───── Page excerpt

A 90Y-labelled anti-ROBO1 monoclonal antibody exhibits antitumour activity against hepatocellular carcinoma xenografts during ROBO1-targeted radioimmunotherapy

Abstract

Abstract Background ROBO1 is a membrane protein that functions in axon guidance. ROBO1 contributes to tumour metastasis and angiogenesis and may have potential as a target protein of immunotherapy because ROBO1 is specifically expressed at high levels in hepatocellular carcinoma. In this study, we examined biodistribution and radioimmunotherapy (RIT) using a radioisotope-labelled anti-ROBO1 monoclonal antibody (MAb) against hepatocellular carcinoma models. Methods ROBO1-positive HepG2 human hepatocellular carcinoma xenograft nude mice were used in this study. We conjugated anti-ROBO1 MAb with 1,4,7,10-tetraazacyclododecane-1,4,7,10-tetraacetic acid (DOTA), and the conjugates were labelled with 111In and 90Y. To study biodistribution, the 111In-DOTA-anti-ROBO1 MAb was injected into HepG2 xenograft mice via the tail vein. To evaluate any antitumour effect, a RIT study was performed, and the 90Y-DOTA-anti-ROBO1 MAb was injected via the tail vein. Tumour volume, mouse weight, and blood cell count were periodically measured throughout the experiments. The tumours and organs of mice were collected, and a histopathological analysis was carried out. Results The tumour uptake of 111In-anti-ROBO1 MAb in HepG2 xenograft mice was 15.0% ± 0.69% injected dose per gram at 48 h after injection. Immunotherapy with cold-anti-ROBO1 MAb (70 μg) did not cause a significant antitumour effect. RIT with 6.7 MBq of 90Y-anti-ROBO1 MAb caused significant tumour growth suppression. Transient body weight loss and bone-marrow suppression were observed. Histopathological analyses of tumours revealed the fatal degeneration of tumour cells, significant reduction of the Ki-67 index, and an increase of the apoptosis index. Normal organs showed no significant injury, but a transient reduction of hematopoietic cells was observed in the spleen and in the sternal bone marrow. Conclusions These results suggest that RIT with 90Y-anti-ROBO1 MAb is a promising treatment for ROBO1-positive hepatocellular carcinoma.

──────────
───── Study material

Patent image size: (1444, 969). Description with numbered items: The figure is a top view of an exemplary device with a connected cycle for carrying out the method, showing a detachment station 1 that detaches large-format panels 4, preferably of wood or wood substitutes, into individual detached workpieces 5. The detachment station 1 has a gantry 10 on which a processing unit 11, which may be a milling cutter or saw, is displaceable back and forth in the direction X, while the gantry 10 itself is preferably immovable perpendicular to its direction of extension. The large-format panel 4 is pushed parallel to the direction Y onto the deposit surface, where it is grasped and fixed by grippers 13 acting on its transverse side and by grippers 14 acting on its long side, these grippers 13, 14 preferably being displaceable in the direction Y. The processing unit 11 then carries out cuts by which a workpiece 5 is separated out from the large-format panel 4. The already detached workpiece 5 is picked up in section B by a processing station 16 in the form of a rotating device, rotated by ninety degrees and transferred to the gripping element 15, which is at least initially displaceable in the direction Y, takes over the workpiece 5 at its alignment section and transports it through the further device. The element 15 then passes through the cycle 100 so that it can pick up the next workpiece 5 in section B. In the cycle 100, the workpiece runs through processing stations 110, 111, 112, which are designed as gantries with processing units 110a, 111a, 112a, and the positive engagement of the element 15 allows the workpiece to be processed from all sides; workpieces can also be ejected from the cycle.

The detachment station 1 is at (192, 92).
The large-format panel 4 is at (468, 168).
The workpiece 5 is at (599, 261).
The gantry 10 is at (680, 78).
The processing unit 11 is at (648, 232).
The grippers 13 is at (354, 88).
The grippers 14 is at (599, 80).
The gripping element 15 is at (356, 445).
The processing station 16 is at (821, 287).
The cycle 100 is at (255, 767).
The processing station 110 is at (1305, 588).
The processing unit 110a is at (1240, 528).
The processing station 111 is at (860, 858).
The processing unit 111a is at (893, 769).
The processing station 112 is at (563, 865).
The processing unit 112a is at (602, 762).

──────────

Brief
Please answer these questions using the abstract, numbering your answers to match.
1. What human hepatocellular carcinoma cells were used for the xenograft mice?
2. What was the tumour uptake of 111In-anti-ROBO1 MAb at 48 h after injection?
3. In which two places was a transient reduction of hematopoietic cells observed?
The listing is separate material with no connection to the abstract.

Task answer
1. ROBO1-positive HepG2 cells.
2. 15.0% ± 0.69% injected dose per gram.
3. The spleen and the sternal bone marrow.